[Recorded data]
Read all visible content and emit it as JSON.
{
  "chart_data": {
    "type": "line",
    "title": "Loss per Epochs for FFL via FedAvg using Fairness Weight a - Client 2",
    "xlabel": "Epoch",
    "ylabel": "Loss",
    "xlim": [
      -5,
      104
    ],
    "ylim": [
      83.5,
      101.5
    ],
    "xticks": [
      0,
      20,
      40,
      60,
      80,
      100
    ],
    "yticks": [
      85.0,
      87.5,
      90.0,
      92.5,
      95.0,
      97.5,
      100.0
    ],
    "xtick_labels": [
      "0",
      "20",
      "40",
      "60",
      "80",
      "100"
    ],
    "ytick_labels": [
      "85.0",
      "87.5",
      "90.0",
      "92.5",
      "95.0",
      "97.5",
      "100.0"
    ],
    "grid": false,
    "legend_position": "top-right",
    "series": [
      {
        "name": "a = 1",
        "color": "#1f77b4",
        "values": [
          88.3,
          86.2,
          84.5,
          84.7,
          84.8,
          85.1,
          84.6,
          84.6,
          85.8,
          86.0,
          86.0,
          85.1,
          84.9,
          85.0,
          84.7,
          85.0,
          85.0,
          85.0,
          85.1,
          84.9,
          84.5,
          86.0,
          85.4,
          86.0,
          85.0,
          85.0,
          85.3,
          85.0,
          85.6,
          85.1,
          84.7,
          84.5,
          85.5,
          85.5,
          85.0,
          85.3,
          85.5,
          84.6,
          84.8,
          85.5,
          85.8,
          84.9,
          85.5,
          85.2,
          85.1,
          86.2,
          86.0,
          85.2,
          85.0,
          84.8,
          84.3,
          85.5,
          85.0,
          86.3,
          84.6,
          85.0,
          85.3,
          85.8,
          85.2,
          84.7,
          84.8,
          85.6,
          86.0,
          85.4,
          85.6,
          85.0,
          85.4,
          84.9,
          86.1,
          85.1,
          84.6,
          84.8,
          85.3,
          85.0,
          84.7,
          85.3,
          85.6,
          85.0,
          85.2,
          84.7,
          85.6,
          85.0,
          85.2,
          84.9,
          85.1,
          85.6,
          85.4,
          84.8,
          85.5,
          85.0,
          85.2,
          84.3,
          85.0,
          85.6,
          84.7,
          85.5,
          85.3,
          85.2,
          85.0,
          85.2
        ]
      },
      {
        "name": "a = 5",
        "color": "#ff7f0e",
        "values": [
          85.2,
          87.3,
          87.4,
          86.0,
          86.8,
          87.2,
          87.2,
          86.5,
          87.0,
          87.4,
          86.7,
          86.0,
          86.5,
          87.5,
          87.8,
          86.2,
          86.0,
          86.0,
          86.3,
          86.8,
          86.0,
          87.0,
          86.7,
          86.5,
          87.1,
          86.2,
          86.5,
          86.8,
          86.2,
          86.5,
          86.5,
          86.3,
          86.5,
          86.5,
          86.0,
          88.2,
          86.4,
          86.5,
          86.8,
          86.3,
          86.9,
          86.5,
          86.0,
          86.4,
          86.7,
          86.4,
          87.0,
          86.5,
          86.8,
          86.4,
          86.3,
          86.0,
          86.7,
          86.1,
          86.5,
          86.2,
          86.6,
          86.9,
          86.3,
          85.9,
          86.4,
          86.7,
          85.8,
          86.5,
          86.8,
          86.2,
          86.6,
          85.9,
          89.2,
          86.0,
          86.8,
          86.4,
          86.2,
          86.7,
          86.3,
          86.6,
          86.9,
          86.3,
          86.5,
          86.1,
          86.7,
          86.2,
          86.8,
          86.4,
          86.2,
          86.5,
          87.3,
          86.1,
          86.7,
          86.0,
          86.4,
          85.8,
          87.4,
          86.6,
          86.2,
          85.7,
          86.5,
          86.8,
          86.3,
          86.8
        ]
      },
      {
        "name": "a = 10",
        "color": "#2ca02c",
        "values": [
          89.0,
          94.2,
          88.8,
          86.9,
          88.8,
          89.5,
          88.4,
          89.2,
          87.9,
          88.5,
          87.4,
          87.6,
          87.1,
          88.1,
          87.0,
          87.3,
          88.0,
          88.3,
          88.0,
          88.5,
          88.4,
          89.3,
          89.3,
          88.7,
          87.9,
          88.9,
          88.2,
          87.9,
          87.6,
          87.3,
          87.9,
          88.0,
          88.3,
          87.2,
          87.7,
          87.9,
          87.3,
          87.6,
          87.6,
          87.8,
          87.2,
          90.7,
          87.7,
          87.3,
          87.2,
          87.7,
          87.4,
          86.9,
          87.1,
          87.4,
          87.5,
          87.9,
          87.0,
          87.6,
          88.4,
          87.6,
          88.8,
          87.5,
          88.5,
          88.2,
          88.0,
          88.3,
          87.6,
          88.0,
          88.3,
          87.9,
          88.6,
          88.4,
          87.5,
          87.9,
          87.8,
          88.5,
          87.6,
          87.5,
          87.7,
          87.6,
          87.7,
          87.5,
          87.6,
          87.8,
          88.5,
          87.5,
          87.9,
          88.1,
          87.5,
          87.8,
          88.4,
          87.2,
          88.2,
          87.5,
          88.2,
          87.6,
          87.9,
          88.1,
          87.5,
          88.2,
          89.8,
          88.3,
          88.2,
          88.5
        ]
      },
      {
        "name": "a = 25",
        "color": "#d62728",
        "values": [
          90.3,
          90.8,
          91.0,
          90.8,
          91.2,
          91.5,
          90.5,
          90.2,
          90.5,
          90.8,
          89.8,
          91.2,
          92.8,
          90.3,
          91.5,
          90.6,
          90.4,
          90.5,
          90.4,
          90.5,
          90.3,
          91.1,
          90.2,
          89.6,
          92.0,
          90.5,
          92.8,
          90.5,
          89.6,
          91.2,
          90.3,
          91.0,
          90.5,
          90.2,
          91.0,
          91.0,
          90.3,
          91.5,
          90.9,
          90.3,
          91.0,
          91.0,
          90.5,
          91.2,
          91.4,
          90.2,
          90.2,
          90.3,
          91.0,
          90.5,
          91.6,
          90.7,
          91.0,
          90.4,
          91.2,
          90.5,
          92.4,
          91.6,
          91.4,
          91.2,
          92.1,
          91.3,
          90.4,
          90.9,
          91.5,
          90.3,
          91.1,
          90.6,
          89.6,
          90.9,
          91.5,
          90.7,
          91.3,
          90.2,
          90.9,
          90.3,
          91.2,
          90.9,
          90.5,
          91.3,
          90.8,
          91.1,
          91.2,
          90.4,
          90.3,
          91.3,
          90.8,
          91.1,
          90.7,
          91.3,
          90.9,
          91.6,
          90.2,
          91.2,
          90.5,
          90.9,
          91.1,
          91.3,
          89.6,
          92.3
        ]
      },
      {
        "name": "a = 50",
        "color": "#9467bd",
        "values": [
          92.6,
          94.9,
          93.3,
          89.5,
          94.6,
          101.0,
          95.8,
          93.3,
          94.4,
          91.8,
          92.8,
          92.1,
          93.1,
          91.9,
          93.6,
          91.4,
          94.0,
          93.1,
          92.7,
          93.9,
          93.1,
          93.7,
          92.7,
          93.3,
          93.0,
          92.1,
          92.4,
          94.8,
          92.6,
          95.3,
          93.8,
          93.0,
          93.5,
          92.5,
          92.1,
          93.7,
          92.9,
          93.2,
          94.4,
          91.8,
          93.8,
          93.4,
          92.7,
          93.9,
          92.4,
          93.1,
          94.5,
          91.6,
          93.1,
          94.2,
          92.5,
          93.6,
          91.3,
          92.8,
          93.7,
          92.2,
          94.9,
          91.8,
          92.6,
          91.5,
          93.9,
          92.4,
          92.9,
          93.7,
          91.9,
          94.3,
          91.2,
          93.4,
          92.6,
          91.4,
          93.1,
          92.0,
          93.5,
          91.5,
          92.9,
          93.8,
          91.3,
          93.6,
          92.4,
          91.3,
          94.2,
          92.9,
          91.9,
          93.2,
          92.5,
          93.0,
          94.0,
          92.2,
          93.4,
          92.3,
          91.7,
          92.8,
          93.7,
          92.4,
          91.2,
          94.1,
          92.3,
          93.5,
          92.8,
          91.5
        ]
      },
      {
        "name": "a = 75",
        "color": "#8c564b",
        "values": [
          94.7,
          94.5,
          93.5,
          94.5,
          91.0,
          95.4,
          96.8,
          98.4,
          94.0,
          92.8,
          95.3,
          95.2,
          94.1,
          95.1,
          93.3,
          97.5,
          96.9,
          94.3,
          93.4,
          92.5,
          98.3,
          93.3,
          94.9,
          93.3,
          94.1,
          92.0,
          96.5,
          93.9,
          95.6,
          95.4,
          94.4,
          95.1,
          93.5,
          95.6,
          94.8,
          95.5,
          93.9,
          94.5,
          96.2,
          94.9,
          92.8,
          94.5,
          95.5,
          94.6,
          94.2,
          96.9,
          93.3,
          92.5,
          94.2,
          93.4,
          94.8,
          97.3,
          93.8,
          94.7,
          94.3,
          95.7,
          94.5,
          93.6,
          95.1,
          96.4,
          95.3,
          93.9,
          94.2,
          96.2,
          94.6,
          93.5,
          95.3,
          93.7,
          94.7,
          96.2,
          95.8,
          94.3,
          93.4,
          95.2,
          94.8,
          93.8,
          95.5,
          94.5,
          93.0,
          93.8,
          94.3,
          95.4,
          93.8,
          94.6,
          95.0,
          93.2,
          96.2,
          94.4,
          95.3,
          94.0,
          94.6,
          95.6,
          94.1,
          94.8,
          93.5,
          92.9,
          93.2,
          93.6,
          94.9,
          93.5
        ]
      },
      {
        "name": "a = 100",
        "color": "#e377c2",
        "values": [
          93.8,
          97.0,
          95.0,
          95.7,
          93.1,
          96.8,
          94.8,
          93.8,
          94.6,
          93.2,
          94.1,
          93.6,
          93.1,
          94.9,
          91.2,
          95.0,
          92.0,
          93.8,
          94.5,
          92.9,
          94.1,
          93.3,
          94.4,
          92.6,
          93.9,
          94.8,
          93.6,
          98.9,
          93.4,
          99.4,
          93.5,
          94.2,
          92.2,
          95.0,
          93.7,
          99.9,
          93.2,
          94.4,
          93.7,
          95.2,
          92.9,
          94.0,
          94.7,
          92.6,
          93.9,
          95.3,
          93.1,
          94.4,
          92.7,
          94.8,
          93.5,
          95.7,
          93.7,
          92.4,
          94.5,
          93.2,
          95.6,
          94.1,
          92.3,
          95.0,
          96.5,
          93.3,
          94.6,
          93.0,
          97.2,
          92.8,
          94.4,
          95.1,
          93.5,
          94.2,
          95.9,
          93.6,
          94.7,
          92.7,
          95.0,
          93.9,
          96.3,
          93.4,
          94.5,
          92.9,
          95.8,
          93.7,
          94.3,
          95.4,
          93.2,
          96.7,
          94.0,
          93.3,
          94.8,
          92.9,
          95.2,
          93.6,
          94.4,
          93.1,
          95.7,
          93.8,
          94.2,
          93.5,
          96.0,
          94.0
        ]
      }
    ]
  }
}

### Requirements
From the data above, copy each line where the string "color" appears.

### Output for this task
        "color": "#1f77b4",
        "color": "#ff7f0e",
        "color": "#2ca02c",
        "color": "#d62728",
        "color": "#9467bd",
        "color": "#8c564b",
        "color": "#e377c2",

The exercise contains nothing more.